● **What you should do**: When you reach the records, transcribe each one exactly.

Text content records for pages
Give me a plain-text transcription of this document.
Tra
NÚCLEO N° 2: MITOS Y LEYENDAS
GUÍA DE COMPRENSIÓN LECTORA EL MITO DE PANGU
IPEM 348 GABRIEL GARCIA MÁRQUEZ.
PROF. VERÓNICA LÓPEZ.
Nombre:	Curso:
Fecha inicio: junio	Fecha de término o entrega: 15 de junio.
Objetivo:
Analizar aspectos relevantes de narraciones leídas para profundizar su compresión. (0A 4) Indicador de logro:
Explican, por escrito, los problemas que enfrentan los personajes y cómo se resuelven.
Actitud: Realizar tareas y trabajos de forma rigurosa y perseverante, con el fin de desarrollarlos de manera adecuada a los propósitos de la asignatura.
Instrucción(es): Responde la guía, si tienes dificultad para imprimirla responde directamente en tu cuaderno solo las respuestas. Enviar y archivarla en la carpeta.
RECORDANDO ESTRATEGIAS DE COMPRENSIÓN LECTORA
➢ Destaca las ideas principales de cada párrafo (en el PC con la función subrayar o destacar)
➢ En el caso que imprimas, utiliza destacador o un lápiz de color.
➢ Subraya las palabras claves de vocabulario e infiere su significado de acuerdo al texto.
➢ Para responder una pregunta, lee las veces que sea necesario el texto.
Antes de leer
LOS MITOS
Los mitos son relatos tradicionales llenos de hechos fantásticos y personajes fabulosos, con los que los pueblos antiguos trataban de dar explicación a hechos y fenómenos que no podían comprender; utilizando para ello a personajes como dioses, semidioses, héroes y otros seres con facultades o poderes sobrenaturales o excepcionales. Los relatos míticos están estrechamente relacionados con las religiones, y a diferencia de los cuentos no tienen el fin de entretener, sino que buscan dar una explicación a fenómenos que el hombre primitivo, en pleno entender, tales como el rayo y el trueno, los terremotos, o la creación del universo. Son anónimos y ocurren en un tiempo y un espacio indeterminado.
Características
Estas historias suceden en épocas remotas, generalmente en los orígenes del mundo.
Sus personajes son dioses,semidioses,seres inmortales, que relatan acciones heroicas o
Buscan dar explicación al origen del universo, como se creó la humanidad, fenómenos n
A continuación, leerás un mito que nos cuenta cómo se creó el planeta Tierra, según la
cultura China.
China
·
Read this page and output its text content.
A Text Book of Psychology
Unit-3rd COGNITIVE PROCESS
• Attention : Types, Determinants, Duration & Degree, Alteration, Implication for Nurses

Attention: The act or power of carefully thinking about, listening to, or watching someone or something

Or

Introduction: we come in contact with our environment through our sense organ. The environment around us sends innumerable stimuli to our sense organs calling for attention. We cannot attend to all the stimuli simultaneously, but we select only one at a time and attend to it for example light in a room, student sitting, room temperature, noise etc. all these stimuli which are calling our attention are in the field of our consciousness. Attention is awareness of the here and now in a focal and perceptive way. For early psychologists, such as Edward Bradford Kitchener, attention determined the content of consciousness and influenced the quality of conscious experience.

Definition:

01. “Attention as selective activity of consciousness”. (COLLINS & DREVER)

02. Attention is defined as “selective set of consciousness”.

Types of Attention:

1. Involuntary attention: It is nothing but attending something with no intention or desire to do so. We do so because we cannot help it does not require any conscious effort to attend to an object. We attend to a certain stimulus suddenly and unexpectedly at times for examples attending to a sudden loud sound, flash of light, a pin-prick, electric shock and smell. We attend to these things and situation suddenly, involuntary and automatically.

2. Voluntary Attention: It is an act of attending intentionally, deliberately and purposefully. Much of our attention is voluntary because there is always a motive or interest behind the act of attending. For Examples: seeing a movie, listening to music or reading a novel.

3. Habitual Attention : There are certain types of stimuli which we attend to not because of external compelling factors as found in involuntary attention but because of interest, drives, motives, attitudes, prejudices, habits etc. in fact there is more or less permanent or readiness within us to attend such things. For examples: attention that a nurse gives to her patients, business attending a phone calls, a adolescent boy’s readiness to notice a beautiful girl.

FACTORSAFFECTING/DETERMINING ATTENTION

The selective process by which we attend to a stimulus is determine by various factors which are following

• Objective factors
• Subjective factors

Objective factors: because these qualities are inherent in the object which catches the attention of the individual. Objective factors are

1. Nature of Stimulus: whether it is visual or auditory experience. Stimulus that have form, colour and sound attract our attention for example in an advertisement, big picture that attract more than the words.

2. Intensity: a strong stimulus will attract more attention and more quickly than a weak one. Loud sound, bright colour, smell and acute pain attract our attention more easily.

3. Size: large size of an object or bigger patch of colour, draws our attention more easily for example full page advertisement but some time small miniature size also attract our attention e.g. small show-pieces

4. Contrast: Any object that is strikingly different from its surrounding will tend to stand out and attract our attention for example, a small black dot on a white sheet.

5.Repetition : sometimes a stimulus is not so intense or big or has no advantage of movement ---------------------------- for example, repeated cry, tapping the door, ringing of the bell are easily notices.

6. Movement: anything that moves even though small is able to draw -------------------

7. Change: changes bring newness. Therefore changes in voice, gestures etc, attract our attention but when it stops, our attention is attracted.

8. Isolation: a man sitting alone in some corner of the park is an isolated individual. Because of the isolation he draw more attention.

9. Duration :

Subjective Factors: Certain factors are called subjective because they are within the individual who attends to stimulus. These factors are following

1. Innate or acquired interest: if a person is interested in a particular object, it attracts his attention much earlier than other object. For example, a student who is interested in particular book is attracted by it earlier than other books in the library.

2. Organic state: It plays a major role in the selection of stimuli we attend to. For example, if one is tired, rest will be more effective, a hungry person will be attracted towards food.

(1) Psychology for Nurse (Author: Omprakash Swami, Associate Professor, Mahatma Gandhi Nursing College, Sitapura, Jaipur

● **Response to this task**:
Give me a plain-text transcription of this document.
Tra
NÚCLEO N° 2: MITOS Y LEYENDAS
GUÍA DE COMPRENSIÓN LECTORA EL MITO DE PANGU
IPEM 348 GABRIEL GARCIA MÁRQUEZ.
PROF. VERÓNICA LÓPEZ.
Nombre:	Curso:
Fecha inicio: junio	Fecha de término o entrega: 15 de junio.
Objetivo:
Analizar aspectos relevantes de narraciones leídas para profundizar su compresión. (0A 4) Indicador de logro:
Explican, por escrito, los problemas que enfrentan los personajes y cómo se resuelven.
Actitud: Realizar tareas y trabajos de forma rigurosa y perseverante, con el fin de desarrollarlos de manera adecuada a los propósitos de la asignatura.
Instrucción(es): Responde la guía, si tienes dificultad para imprimirla responde directamente en tu cuaderno solo las respuestas. Enviar y archivarla en la carpeta.
RECORDANDO ESTRATEGIAS DE COMPRENSIÓN LECTORA
➢ Destaca las ideas principales de cada párrafo (en el PC con la función subrayar o destacar)
➢ En el caso que imprimas, utiliza destacador o un lápiz de color.
➢ Subraya las palabras claves de vocabulario e infiere su significado de acuerdo al texto.
➢ Para responder una pregunta, lee las veces que sea necesario el texto.
Antes de leer
LOS MITOS
Los mitos son relatos tradicionales llenos de hechos fantásticos y personajes fabulosos, con los que los pueblos antiguos trataban de dar explicación a hechos y fenómenos que no podían comprender; utilizando para ello a personajes como dioses, semidioses, héroes y otros seres con facultades o poderes sobrenaturales o excepcionales. Los relatos míticos están estrechamente relacionados con las religiones, y a diferencia de los cuentos no tienen el fin de entretener, sino que buscan dar una explicación a fenómenos que el hombre primitivo, en pleno entender, tales como el rayo y el trueno, los terremotos, o la creación del universo. Son anónimos y ocurren en un tiempo y un espacio indeterminado.
Características
Estas historias suceden en épocas remotas, generalmente en los orígenes del mundo.
Sus personajes son dioses,semidioses,seres inmortales, que relatan acciones heroicas o
Buscan dar explicación al origen del universo, como se creó la humanidad, fenómenos n
A continuación, leerás un mito que nos cuenta cómo se creó el planeta Tierra, según la
cultura China.
China
·
Read this page and output its text content.
A Text Book of Psychology
Unit-3rd COGNITIVE PROCESS
• Attention : Types, Determinants, Duration & Degree, Alteration, Implication for Nurses

Attention: The act or power of carefully thinking about, listening to, or watching someone or something

Or

Introduction: we come in contact with our environment through our sense organ. The environment around us sends innumerable stimuli to our sense organs calling for attention. We cannot attend to all the stimuli simultaneously, but we select only one at a time and attend to it for example light in a room, student sitting, room temperature, noise etc. all these stimuli which are calling our attention are in the field of our consciousness. Attention is awareness of the here and now in a focal and perceptive way. For early psychologists, such as Edward Bradford Kitchener, attention determined the content of consciousness and influenced the quality of conscious experience.

Definition:

01. “Attention as selective activity of consciousness”. (COLLINS & DREVER)

02. Attention is defined as “selective set of consciousness”.

Types of Attention:

1. Involuntary attention: It is nothing but attending something with no intention or desire to do so. We do so because we cannot help it does not require any conscious effort to attend to an object. We attend to a certain stimulus suddenly and unexpectedly at times for examples attending to a sudden loud sound, flash of light, a pin-prick, electric shock and smell. We attend to these things and situation suddenly, involuntary and automatically.

2. Voluntary Attention: It is an act of attending intentionally, deliberately and purposefully. Much of our attention is voluntary because there is always a motive or interest behind the act of attending. For Examples: seeing a movie, listening to music or reading a novel.

3. Habitual Attention : There are certain types of stimuli which we attend to not because of external compelling factors as found in involuntary attention but because of interest, drives, motives, attitudes, prejudices, habits etc. in fact there is more or less permanent or readiness within us to attend such things. For examples: attention that a nurse gives to her patients, business attending a phone calls, a adolescent boy’s readiness to notice a beautiful girl.

FACTORSAFFECTING/DETERMINING ATTENTION

The selective process by which we attend to a stimulus is determine by various factors which are following

• Objective factors
• Subjective factors

Objective factors: because these qualities are inherent in the object which catches the attention of the individual. Objective factors are

1. Nature of Stimulus: whether it is visual or auditory experience. Stimulus that have form, colour and sound attract our attention for example in an advertisement, big picture that attract more than the words.

2. Intensity: a strong stimulus will attract more attention and more quickly than a weak one. Loud sound, bright colour, smell and acute pain attract our attention more easily.

3. Size: large size of an object or bigger patch of colour, draws our attention more easily for example full page advertisement but some time small miniature size also attract our attention e.g. small show-pieces

4. Contrast: Any object that is strikingly different from its surrounding will tend to stand out and attract our attention for example, a small black dot on a white sheet.

5.Repetition : sometimes a stimulus is not so intense or big or has no advantage of movement ---------------------------- for example, repeated cry, tapping the door, ringing of the bell are easily notices.

6. Movement: anything that moves even though small is able to draw -------------------

7. Change: changes bring newness. Therefore changes in voice, gestures etc, attract our attention but when it stops, our attention is attracted.

8. Isolation: a man sitting alone in some corner of the park is an isolated individual. Because of the isolation he draw more attention.

9. Duration :

Subjective Factors: Certain factors are called subjective because they are within the individual who attends to stimulus. These factors are following

1. Innate or acquired interest: if a person is interested in a particular object, it attracts his attention much earlier than other object. For example, a student who is interested in particular book is attracted by it earlier than other books in the library.

2. Organic state: It plays a major role in the selection of stimuli we attend to. For example, if one is tired, rest will be more effective, a hungry person will be attracted towards food.

(1) Psychology for Nurse (Author: Omprakash Swami, Associate Professor, Mahatma Gandhi Nursing College, Sitapura, Jaipur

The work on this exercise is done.